Reproduce the records below with every "sidebar-badge" swapped for "sidebar-counter" and nothing else altered.
>> start
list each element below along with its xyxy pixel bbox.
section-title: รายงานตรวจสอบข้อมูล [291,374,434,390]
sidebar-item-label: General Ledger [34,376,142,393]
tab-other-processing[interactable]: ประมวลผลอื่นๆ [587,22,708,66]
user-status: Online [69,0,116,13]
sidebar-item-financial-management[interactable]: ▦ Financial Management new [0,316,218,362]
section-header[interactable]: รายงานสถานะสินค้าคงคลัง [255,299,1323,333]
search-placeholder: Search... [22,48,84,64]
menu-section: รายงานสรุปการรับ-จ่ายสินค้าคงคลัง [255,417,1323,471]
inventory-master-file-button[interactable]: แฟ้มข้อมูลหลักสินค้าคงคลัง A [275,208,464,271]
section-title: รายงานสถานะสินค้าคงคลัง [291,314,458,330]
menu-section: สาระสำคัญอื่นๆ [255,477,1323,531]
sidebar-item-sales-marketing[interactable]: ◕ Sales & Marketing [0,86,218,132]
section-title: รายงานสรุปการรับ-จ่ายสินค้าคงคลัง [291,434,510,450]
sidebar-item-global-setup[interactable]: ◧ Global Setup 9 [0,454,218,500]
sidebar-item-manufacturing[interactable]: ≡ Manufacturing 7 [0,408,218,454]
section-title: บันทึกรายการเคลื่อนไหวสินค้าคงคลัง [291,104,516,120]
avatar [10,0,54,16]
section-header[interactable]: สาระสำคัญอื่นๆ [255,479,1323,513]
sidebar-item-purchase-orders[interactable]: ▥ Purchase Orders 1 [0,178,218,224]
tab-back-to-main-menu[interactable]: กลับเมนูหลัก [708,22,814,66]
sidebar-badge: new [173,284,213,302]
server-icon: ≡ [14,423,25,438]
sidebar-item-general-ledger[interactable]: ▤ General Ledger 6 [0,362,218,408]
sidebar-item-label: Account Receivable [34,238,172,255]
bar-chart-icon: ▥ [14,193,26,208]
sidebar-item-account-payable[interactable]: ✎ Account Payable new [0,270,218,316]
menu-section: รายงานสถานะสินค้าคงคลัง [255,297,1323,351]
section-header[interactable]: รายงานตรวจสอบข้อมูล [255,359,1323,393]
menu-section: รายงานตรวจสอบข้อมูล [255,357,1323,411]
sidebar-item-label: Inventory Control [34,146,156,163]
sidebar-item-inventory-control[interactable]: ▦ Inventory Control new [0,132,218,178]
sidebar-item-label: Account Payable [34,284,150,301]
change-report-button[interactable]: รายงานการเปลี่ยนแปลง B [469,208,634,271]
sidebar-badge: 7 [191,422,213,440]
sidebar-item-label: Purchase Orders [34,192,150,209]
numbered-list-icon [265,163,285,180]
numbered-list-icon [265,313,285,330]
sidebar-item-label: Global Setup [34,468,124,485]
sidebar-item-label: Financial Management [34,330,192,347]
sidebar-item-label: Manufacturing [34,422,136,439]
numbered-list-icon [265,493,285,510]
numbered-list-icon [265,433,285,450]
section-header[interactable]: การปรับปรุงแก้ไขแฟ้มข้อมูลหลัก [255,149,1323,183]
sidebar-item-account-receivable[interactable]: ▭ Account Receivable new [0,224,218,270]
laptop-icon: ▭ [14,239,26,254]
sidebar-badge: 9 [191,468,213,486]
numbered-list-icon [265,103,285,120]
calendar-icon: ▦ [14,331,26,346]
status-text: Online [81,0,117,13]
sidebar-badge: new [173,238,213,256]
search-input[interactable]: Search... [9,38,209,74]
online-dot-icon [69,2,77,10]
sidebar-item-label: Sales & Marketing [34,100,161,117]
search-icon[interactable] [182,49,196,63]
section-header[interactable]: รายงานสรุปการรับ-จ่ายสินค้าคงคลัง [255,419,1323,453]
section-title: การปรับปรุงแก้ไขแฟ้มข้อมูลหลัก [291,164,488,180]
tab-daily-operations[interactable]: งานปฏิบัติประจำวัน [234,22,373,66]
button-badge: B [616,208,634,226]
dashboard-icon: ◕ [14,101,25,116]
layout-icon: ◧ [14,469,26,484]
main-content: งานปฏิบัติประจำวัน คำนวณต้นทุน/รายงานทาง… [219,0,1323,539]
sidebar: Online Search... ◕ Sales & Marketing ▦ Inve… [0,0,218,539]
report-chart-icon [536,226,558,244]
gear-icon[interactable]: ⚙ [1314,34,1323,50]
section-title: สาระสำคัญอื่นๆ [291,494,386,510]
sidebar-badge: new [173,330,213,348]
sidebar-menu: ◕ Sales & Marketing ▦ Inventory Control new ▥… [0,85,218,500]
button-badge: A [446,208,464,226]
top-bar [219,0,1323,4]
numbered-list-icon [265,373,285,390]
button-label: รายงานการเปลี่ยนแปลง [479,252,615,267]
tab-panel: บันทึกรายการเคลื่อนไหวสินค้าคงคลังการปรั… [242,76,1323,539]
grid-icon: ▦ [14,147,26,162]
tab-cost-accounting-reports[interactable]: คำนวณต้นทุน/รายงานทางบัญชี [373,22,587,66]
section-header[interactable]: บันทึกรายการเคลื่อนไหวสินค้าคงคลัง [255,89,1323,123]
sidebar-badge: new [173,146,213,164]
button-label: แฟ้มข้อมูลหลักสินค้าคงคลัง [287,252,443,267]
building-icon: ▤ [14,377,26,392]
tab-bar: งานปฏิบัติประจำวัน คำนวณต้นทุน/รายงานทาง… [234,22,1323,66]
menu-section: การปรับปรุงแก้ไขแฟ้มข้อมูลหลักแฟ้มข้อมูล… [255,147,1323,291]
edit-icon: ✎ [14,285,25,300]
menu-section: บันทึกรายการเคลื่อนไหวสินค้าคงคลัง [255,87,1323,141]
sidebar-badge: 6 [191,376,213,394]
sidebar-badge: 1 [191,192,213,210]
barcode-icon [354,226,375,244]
>> end
**THE REPLY**.
list each element below along with its xyxy pixel bbox.
section-title: รายงานตรวจสอบข้อมูล [291,374,434,390]
sidebar-item-label: General Ledger [34,376,142,393]
tab-other-processing[interactable]: ประมวลผลอื่นๆ [587,22,708,66]
user-status: Online [69,0,116,13]
sidebar-item-financial-management[interactable]: ▦ Financial Management new [0,316,218,362]
section-header[interactable]: รายงานสถานะสินค้าคงคลัง [255,299,1323,333]
search-placeholder: Search... [22,48,84,64]
menu-section: รายงานสรุปการรับ-จ่ายสินค้าคงคลัง [255,417,1323,471]
inventory-master-file-button[interactable]: แฟ้มข้อมูลหลักสินค้าคงคลัง A [275,208,464,271]
section-title: รายงานสถานะสินค้าคงคลัง [291,314,458,330]
menu-section: สาระสำคัญอื่นๆ [255,477,1323,531]
sidebar-item-sales-marketing[interactable]: ◕ Sales & Marketing [0,86,218,132]
section-title: รายงานสรุปการรับ-จ่ายสินค้าคงคลัง [291,434,510,450]
sidebar-item-global-setup[interactable]: ◧ Global Setup 9 [0,454,218,500]
sidebar-item-manufacturing[interactable]: ≡ Manufacturing 7 [0,408,218,454]
section-title: บันทึกรายการเคลื่อนไหวสินค้าคงคลัง [291,104,516,120]
avatar [10,0,54,16]
section-header[interactable]: สาระสำคัญอื่นๆ [255,479,1323,513]
sidebar-item-purchase-orders[interactable]: ▥ Purchase Orders 1 [0,178,218,224]
tab-back-to-main-menu[interactable]: กลับเมนูหลัก [708,22,814,66]
sidebar-counter: new [173,284,213,302]
server-icon: ≡ [14,423,25,438]
sidebar-item-general-ledger[interactable]: ▤ General Ledger 6 [0,362,218,408]
sidebar-item-label: Account Receivable [34,238,172,255]
bar-chart-icon: ▥ [14,193,26,208]
sidebar-item-account-payable[interactable]: ✎ Account Payable new [0,270,218,316]
menu-section: รายงานสถานะสินค้าคงคลัง [255,297,1323,351]
section-header[interactable]: รายงานตรวจสอบข้อมูล [255,359,1323,393]
menu-section: รายงานตรวจสอบข้อมูล [255,357,1323,411]
sidebar-item-label: Inventory Control [34,146,156,163]
sidebar-item-inventory-control[interactable]: ▦ Inventory Control new [0,132,218,178]
sidebar-item-label: Account Payable [34,284,150,301]
change-report-button[interactable]: รายงานการเปลี่ยนแปลง B [469,208,634,271]
sidebar-counter: 7 [191,422,213,440]
sidebar-item-label: Purchase Orders [34,192,150,209]
numbered-list-icon [265,163,285,180]
numbered-list-icon [265,313,285,330]
sidebar-item-label: Global Setup [34,468,124,485]
sidebar-item-label: Financial Management [34,330,192,347]
sidebar-item-label: Manufacturing [34,422,136,439]
numbered-list-icon [265,493,285,510]
numbered-list-icon [265,433,285,450]
section-header[interactable]: การปรับปรุงแก้ไขแฟ้มข้อมูลหลัก [255,149,1323,183]
sidebar-item-account-receivable[interactable]: ▭ Account Receivable new [0,224,218,270]
laptop-icon: ▭ [14,239,26,254]
sidebar-counter: 9 [191,468,213,486]
numbered-list-icon [265,103,285,120]
calendar-icon: ▦ [14,331,26,346]
status-text: Online [81,0,117,13]
sidebar-counter: new [173,238,213,256]
search-input[interactable]: Search... [9,38,209,74]
online-dot-icon [69,2,77,10]
sidebar-item-label: Sales & Marketing [34,100,161,117]
search-icon[interactable] [182,49,196,63]
section-header[interactable]: รายงานสรุปการรับ-จ่ายสินค้าคงคลัง [255,419,1323,453]
section-title: การปรับปรุงแก้ไขแฟ้มข้อมูลหลัก [291,164,488,180]
tab-daily-operations[interactable]: งานปฏิบัติประจำวัน [234,22,373,66]
button-badge: B [616,208,634,226]
dashboard-icon: ◕ [14,101,25,116]
layout-icon: ◧ [14,469,26,484]
main-content: งานปฏิบัติประจำวัน คำนวณต้นทุน/รายงานทาง… [219,0,1323,539]
sidebar: Online Search... ◕ Sales & Marketing ▦ Inve… [0,0,218,539]
report-chart-icon [536,226,558,244]
gear-icon[interactable]: ⚙ [1314,34,1323,50]
section-title: สาระสำคัญอื่นๆ [291,494,386,510]
sidebar-counter: new [173,330,213,348]
sidebar-menu: ◕ Sales & Marketing ▦ Inventory Control new ▥… [0,85,218,500]
button-badge: A [446,208,464,226]
top-bar [219,0,1323,4]
numbered-list-icon [265,373,285,390]
button-label: รายงานการเปลี่ยนแปลง [479,252,615,267]
tab-panel: บันทึกรายการเคลื่อนไหวสินค้าคงคลังการปรั… [242,76,1323,539]
grid-icon: ▦ [14,147,26,162]
tab-cost-accounting-reports[interactable]: คำนวณต้นทุน/รายงานทางบัญชี [373,22,587,66]
section-header[interactable]: บันทึกรายการเคลื่อนไหวสินค้าคงคลัง [255,89,1323,123]
sidebar-counter: new [173,146,213,164]
button-label: แฟ้มข้อมูลหลักสินค้าคงคลัง [287,252,443,267]
building-icon: ▤ [14,377,26,392]
tab-bar: งานปฏิบัติประจำวัน คำนวณต้นทุน/รายงานทาง… [234,22,1323,66]
menu-section: การปรับปรุงแก้ไขแฟ้มข้อมูลหลักแฟ้มข้อมูล… [255,147,1323,291]
edit-icon: ✎ [14,285,25,300]
menu-section: บันทึกรายการเคลื่อนไหวสินค้าคงคลัง [255,87,1323,141]
sidebar-counter: 6 [191,376,213,394]
sidebar-counter: 1 [191,192,213,210]
barcode-icon [354,226,375,244]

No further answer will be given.